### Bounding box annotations
»»

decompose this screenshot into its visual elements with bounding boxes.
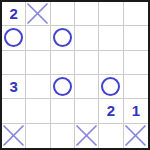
cell-r0c5[interactable] bbox=[124, 2, 148, 26]
cell-r2c3[interactable] bbox=[75, 51, 99, 75]
cell-r1c3[interactable] bbox=[75, 26, 99, 50]
cell-r3c5[interactable] bbox=[124, 75, 148, 99]
cell-r2c2[interactable] bbox=[51, 51, 75, 75]
cell-r1c4[interactable] bbox=[99, 26, 123, 50]
cross-mark-icon bbox=[27, 3, 48, 24]
cross-mark-icon bbox=[125, 125, 146, 146]
clue-number: 2 bbox=[107, 103, 115, 118]
cell-r3c3[interactable] bbox=[75, 75, 99, 99]
mine-circle-icon bbox=[53, 28, 72, 47]
mine-circle-icon bbox=[4, 28, 23, 47]
cell-r5c2[interactable] bbox=[51, 124, 75, 148]
cross-mark-icon bbox=[3, 125, 24, 146]
cell-r5c4[interactable] bbox=[99, 124, 123, 148]
cross-mark-icon bbox=[76, 125, 97, 146]
cell-r3c1[interactable] bbox=[26, 75, 50, 99]
cell-r4c1[interactable] bbox=[26, 99, 50, 123]
cell-r5c3[interactable] bbox=[75, 124, 99, 148]
mine-circle-icon bbox=[101, 77, 120, 96]
cell-r4c4: 2 bbox=[99, 99, 123, 123]
cell-r1c2[interactable] bbox=[51, 26, 75, 50]
cell-r1c5[interactable] bbox=[124, 26, 148, 50]
cell-r5c0[interactable] bbox=[2, 124, 26, 148]
clue-number: 2 bbox=[9, 6, 17, 21]
cell-r0c3[interactable] bbox=[75, 2, 99, 26]
clue-number: 3 bbox=[9, 79, 17, 94]
cell-r4c0[interactable] bbox=[2, 99, 26, 123]
cell-r4c2[interactable] bbox=[51, 99, 75, 123]
cell-r5c5[interactable] bbox=[124, 124, 148, 148]
cell-r0c1[interactable] bbox=[26, 2, 50, 26]
cell-r0c2[interactable] bbox=[51, 2, 75, 26]
cell-r3c4[interactable] bbox=[99, 75, 123, 99]
cell-r1c1[interactable] bbox=[26, 26, 50, 50]
cell-r5c1[interactable] bbox=[26, 124, 50, 148]
cell-r2c1[interactable] bbox=[26, 51, 50, 75]
cell-r0c4[interactable] bbox=[99, 2, 123, 26]
cell-r2c0[interactable] bbox=[2, 51, 26, 75]
cell-r2c4[interactable] bbox=[99, 51, 123, 75]
cell-r3c0: 3 bbox=[2, 75, 26, 99]
cell-r0c0: 2 bbox=[2, 2, 26, 26]
mine-circle-icon bbox=[53, 77, 72, 96]
cell-r1c0[interactable] bbox=[2, 26, 26, 50]
cell-r3c2[interactable] bbox=[51, 75, 75, 99]
puzzle-board: 2321 bbox=[0, 0, 150, 150]
cell-r4c5: 1 bbox=[124, 99, 148, 123]
clue-number: 1 bbox=[132, 103, 140, 118]
cell-r2c5[interactable] bbox=[124, 51, 148, 75]
cell-r4c3[interactable] bbox=[75, 99, 99, 123]
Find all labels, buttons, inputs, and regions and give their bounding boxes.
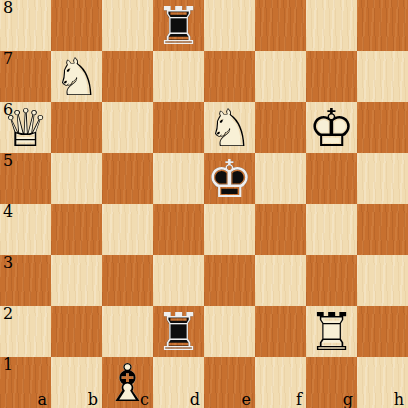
square-c2[interactable]: [102, 306, 153, 357]
black-king[interactable]: ♚♔: [204, 153, 255, 204]
square-a5[interactable]: 5: [0, 153, 51, 204]
square-f4[interactable]: [255, 204, 306, 255]
square-a8[interactable]: 8: [0, 0, 51, 51]
square-d3[interactable]: [153, 255, 204, 306]
square-e3[interactable]: [204, 255, 255, 306]
square-g5[interactable]: [306, 153, 357, 204]
square-b5[interactable]: [51, 153, 102, 204]
square-b8[interactable]: [51, 0, 102, 51]
white-knight[interactable]: ♞♘: [51, 51, 102, 102]
white-bishop-outline: ♗: [102, 357, 153, 408]
square-g8[interactable]: [306, 0, 357, 51]
square-d1[interactable]: d: [153, 357, 204, 408]
square-b3[interactable]: [51, 255, 102, 306]
square-c6[interactable]: [102, 102, 153, 153]
white-king[interactable]: ♚♔: [306, 102, 357, 153]
square-h3[interactable]: [357, 255, 408, 306]
square-h5[interactable]: [357, 153, 408, 204]
square-h8[interactable]: [357, 0, 408, 51]
black-rook-outline: ♖: [153, 0, 204, 51]
square-a7[interactable]: 7: [0, 51, 51, 102]
square-e8[interactable]: [204, 0, 255, 51]
square-b2[interactable]: [51, 306, 102, 357]
white-rook-outline: ♖: [306, 306, 357, 357]
square-f6[interactable]: [255, 102, 306, 153]
square-g7[interactable]: [306, 51, 357, 102]
square-f8[interactable]: [255, 0, 306, 51]
white-rook[interactable]: ♜♖: [306, 306, 357, 357]
square-h4[interactable]: [357, 204, 408, 255]
square-c1[interactable]: c♝♗: [102, 357, 153, 408]
square-f2[interactable]: [255, 306, 306, 357]
rank-label-5: 5: [3, 152, 13, 170]
file-label-a: a: [37, 391, 47, 408]
black-rook-outline: ♖: [153, 306, 204, 357]
white-bishop[interactable]: ♝♗: [102, 357, 153, 408]
square-b1[interactable]: b: [51, 357, 102, 408]
square-c3[interactable]: [102, 255, 153, 306]
square-g6[interactable]: ♚♔: [306, 102, 357, 153]
square-d5[interactable]: [153, 153, 204, 204]
square-e4[interactable]: [204, 204, 255, 255]
square-f5[interactable]: [255, 153, 306, 204]
square-g3[interactable]: [306, 255, 357, 306]
square-a1[interactable]: 1a: [0, 357, 51, 408]
square-e7[interactable]: [204, 51, 255, 102]
rank-label-1: 1: [3, 356, 13, 374]
square-a4[interactable]: 4: [0, 204, 51, 255]
white-king-outline: ♔: [306, 102, 357, 153]
rank-label-2: 2: [3, 305, 13, 323]
square-c5[interactable]: [102, 153, 153, 204]
file-label-f: f: [296, 391, 302, 408]
square-f3[interactable]: [255, 255, 306, 306]
rank-label-3: 3: [3, 254, 13, 272]
square-d7[interactable]: [153, 51, 204, 102]
square-g4[interactable]: [306, 204, 357, 255]
rank-label-4: 4: [3, 203, 13, 221]
square-h1[interactable]: h: [357, 357, 408, 408]
square-h2[interactable]: [357, 306, 408, 357]
file-label-e: e: [242, 391, 251, 408]
file-label-b: b: [88, 391, 98, 408]
square-d4[interactable]: [153, 204, 204, 255]
black-rook[interactable]: ♜♖: [153, 0, 204, 51]
square-a6[interactable]: 6♛♕: [0, 102, 51, 153]
square-c4[interactable]: [102, 204, 153, 255]
square-g1[interactable]: g: [306, 357, 357, 408]
file-label-h: h: [394, 391, 404, 408]
square-h7[interactable]: [357, 51, 408, 102]
black-rook[interactable]: ♜♖: [153, 306, 204, 357]
square-e2[interactable]: [204, 306, 255, 357]
square-b6[interactable]: [51, 102, 102, 153]
square-b7[interactable]: ♞♘: [51, 51, 102, 102]
square-b4[interactable]: [51, 204, 102, 255]
square-d6[interactable]: [153, 102, 204, 153]
white-queen-outline: ♕: [0, 102, 51, 153]
rank-label-7: 7: [3, 50, 13, 68]
square-d2[interactable]: ♜♖: [153, 306, 204, 357]
white-knight-outline: ♘: [204, 102, 255, 153]
square-f7[interactable]: [255, 51, 306, 102]
square-e5[interactable]: ♚♔: [204, 153, 255, 204]
white-knight-outline: ♘: [51, 51, 102, 102]
square-g2[interactable]: ♜♖: [306, 306, 357, 357]
white-queen[interactable]: ♛♕: [0, 102, 51, 153]
square-c8[interactable]: [102, 0, 153, 51]
square-h6[interactable]: [357, 102, 408, 153]
rank-label-8: 8: [3, 0, 13, 17]
square-a2[interactable]: 2: [0, 306, 51, 357]
file-label-d: d: [190, 391, 200, 408]
square-d8[interactable]: ♜♖: [153, 0, 204, 51]
square-a3[interactable]: 3: [0, 255, 51, 306]
file-label-g: g: [343, 391, 353, 408]
square-e6[interactable]: ♞♘: [204, 102, 255, 153]
square-c7[interactable]: [102, 51, 153, 102]
chess-board: 8♜♖7♞♘6♛♕♞♘♚♔5♚♔432♜♖♜♖1abc♝♗defgh: [0, 0, 408, 408]
white-knight[interactable]: ♞♘: [204, 102, 255, 153]
square-e1[interactable]: e: [204, 357, 255, 408]
square-f1[interactable]: f: [255, 357, 306, 408]
black-king-outline: ♔: [204, 153, 255, 204]
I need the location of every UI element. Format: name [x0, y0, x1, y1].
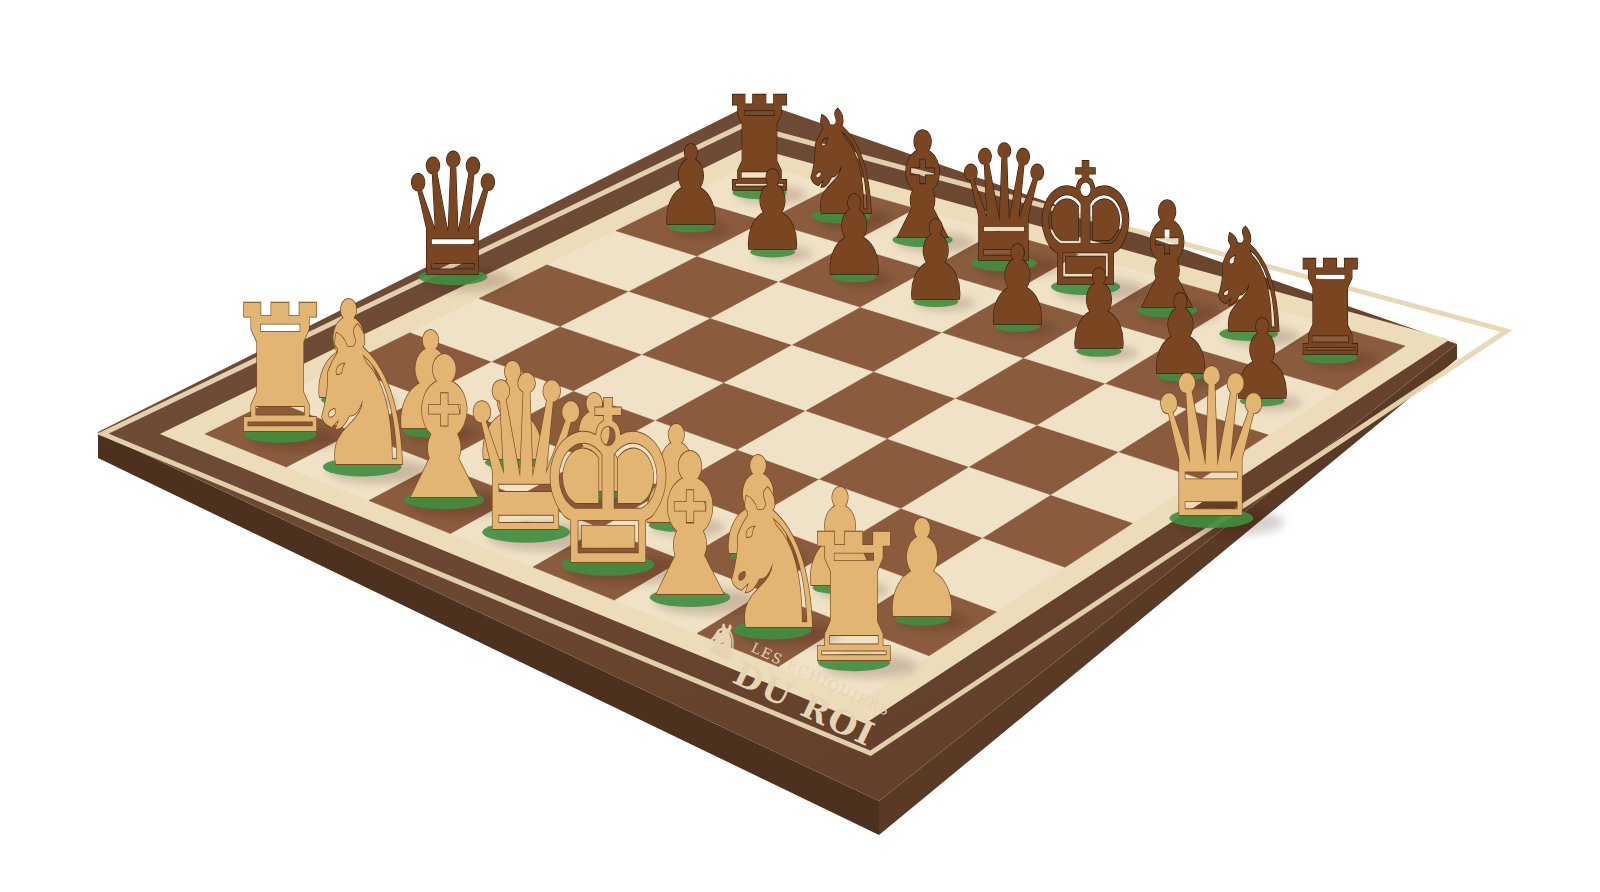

««

### Exercise prompt
Reproduce the lines of the items above verbatim, from the line with "square-c2[interactable]: [102, 306, 153, 357]" to the line with "square-f8[interactable]: [255, 0, 306, 51]", including both of those lines.

### Result
square-c2[interactable]: [102, 306, 153, 357]
black-king[interactable]: ♚♔: [204, 153, 255, 204]
square-a5[interactable]: 5: [0, 153, 51, 204]
square-f4[interactable]: [255, 204, 306, 255]
square-a8[interactable]: 8: [0, 0, 51, 51]
square-d3[interactable]: [153, 255, 204, 306]
square-e3[interactable]: [204, 255, 255, 306]
square-g5[interactable]: [306, 153, 357, 204]
square-b5[interactable]: [51, 153, 102, 204]
square-b8[interactable]: [51, 0, 102, 51]
white-knight[interactable]: ♞♘: [51, 51, 102, 102]
white-bishop-outline: ♗: [102, 357, 153, 408]
square-g8[interactable]: [306, 0, 357, 51]
square-d1[interactable]: d: [153, 357, 204, 408]
square-b3[interactable]: [51, 255, 102, 306]
square-c6[interactable]: [102, 102, 153, 153]
white-king[interactable]: ♚♔: [306, 102, 357, 153]
square-h3[interactable]: [357, 255, 408, 306]
square-h5[interactable]: [357, 153, 408, 204]
square-h8[interactable]: [357, 0, 408, 51]
black-rook-outline: ♖: [153, 0, 204, 51]
square-a7[interactable]: 7: [0, 51, 51, 102]
square-e8[interactable]: [204, 0, 255, 51]
square-b2[interactable]: [51, 306, 102, 357]
white-rook-outline: ♖: [306, 306, 357, 357]
square-f6[interactable]: [255, 102, 306, 153]
square-g7[interactable]: [306, 51, 357, 102]
square-f8[interactable]: [255, 0, 306, 51]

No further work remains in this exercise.